All lines holding the string "caso" are to be shown.

(Items from a data source)
== == ==
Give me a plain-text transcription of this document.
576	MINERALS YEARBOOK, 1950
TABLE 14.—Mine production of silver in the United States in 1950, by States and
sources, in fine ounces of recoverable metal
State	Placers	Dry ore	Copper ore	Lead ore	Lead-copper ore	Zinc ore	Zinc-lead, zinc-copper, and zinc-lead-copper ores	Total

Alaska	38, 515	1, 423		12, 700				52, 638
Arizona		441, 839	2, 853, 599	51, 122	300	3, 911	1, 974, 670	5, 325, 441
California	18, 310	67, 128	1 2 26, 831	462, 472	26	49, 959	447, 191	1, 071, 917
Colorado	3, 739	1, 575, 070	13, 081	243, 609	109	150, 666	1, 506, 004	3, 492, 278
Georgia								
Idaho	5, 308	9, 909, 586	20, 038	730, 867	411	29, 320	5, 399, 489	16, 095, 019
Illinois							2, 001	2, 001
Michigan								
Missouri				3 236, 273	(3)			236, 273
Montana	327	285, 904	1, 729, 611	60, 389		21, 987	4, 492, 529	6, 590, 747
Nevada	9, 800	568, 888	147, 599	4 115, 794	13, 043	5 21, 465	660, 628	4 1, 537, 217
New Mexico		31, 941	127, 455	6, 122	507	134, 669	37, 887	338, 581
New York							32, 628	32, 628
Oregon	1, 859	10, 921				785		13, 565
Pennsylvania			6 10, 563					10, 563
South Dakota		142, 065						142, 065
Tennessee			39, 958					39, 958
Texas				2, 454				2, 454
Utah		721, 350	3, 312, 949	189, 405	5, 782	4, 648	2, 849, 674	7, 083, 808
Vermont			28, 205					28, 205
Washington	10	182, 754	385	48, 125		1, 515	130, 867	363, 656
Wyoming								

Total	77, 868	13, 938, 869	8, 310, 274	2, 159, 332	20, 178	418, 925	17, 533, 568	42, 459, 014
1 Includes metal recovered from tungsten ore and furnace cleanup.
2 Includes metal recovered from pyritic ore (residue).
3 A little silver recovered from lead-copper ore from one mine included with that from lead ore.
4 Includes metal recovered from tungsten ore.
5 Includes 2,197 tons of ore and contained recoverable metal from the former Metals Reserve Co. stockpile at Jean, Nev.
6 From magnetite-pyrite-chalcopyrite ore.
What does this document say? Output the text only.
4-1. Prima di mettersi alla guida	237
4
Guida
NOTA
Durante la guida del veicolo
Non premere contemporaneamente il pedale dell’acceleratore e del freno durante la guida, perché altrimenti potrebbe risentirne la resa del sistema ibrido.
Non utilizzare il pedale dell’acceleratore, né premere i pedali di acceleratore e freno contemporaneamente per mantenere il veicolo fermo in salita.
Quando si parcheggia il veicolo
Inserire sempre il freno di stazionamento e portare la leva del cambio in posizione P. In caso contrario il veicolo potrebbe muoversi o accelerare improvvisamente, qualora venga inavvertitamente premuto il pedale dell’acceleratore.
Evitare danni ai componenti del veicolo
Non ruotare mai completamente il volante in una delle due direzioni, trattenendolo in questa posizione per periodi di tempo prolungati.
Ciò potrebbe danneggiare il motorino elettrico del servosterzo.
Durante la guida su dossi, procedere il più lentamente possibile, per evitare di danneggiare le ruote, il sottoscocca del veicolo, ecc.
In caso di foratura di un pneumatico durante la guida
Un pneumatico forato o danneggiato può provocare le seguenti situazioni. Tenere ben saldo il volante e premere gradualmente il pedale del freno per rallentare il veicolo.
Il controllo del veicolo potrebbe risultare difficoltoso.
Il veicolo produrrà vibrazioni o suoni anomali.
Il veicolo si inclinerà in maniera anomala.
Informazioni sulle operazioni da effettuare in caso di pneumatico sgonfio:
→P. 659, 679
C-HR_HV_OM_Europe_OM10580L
== == ==
→ **Answer to the problem**
Inserire sempre il freno di stazionamento e portare la leva del cambio in posizione P. In caso contrario il veicolo potrebbe muoversi o accelerare improvvisamente, qualora venga inavvertitamente premuto il pedale dell’acceleratore.
In caso di foratura di un pneumatico durante la guida
Informazioni sulle operazioni da effettuare in caso di pneumatico sgonfio:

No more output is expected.